TASK DESCRIPTION — Every line of the records must be repeated exactly; pictures stay out.

Data records —
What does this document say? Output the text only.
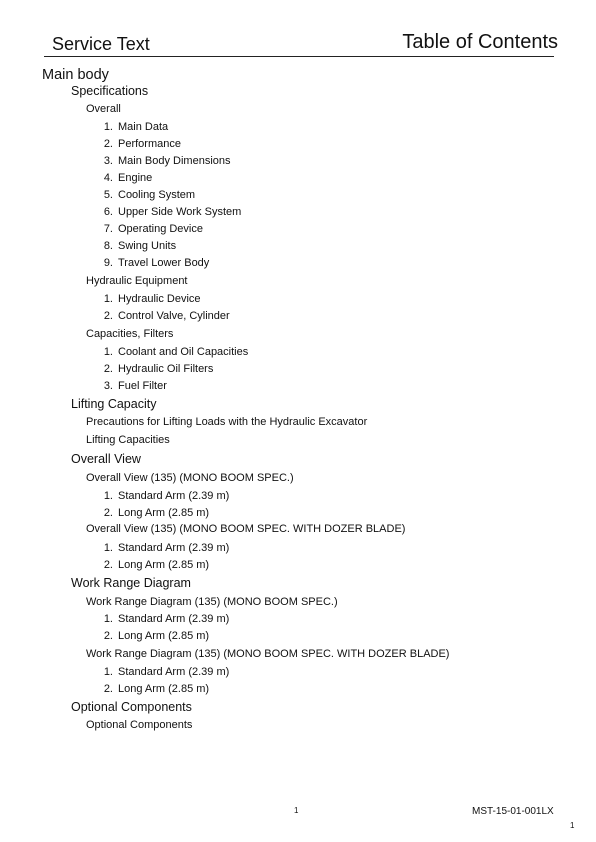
Service Text	Table of Contents
Main body
Specifications
Overall
1. Main Data
2. Performance
3. Main Body Dimensions
4. Engine
5. Cooling System
6. Upper Side Work System
7. Operating Device
8. Swing Units
9. Travel Lower Body
Hydraulic Equipment
1. Hydraulic Device
2. Control Valve, Cylinder
Capacities, Filters
1. Coolant and Oil Capacities
2. Hydraulic Oil Filters
3. Fuel Filter
Lifting Capacity
Precautions for Lifting Loads with the Hydraulic Excavator
Lifting Capacities
Overall View
Overall View (135) (MONO BOOM SPEC.)
1. Standard Arm (2.39 m)
2. Long Arm (2.85 m)
Overall View (135) (MONO BOOM SPEC. WITH DOZER BLADE)
1. Standard Arm (2.39 m)
2. Long Arm (2.85 m)
Work Range Diagram
Work Range Diagram (135) (MONO BOOM SPEC.)
1. Standard Arm (2.39 m)
2. Long Arm (2.85 m)
Work Range Diagram (135) (MONO BOOM SPEC. WITH DOZER BLADE)
1. Standard Arm (2.39 m)
2. Long Arm (2.85 m)
Optional Components
Optional Components
1	MST-15-01-001LX
1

FULL SOLUTION —
What does this document say? Output the text only.
Service Text	Table of Contents
Main body
Specifications
Overall
1. Main Data
2. Performance
3. Main Body Dimensions
4. Engine
5. Cooling System
6. Upper Side Work System
7. Operating Device
8. Swing Units
9. Travel Lower Body
Hydraulic Equipment
1. Hydraulic Device
2. Control Valve, Cylinder
Capacities, Filters
1. Coolant and Oil Capacities
2. Hydraulic Oil Filters
3. Fuel Filter
Lifting Capacity
Precautions for Lifting Loads with the Hydraulic Excavator
Lifting Capacities
Overall View
Overall View (135) (MONO BOOM SPEC.)
1. Standard Arm (2.39 m)
2. Long Arm (2.85 m)
Overall View (135) (MONO BOOM SPEC. WITH DOZER BLADE)
1. Standard Arm (2.39 m)
2. Long Arm (2.85 m)
Work Range Diagram
Work Range Diagram (135) (MONO BOOM SPEC.)
1. Standard Arm (2.39 m)
2. Long Arm (2.85 m)
Work Range Diagram (135) (MONO BOOM SPEC. WITH DOZER BLADE)
1. Standard Arm (2.39 m)
2. Long Arm (2.85 m)
Optional Components
Optional Components
1	MST-15-01-001LX
1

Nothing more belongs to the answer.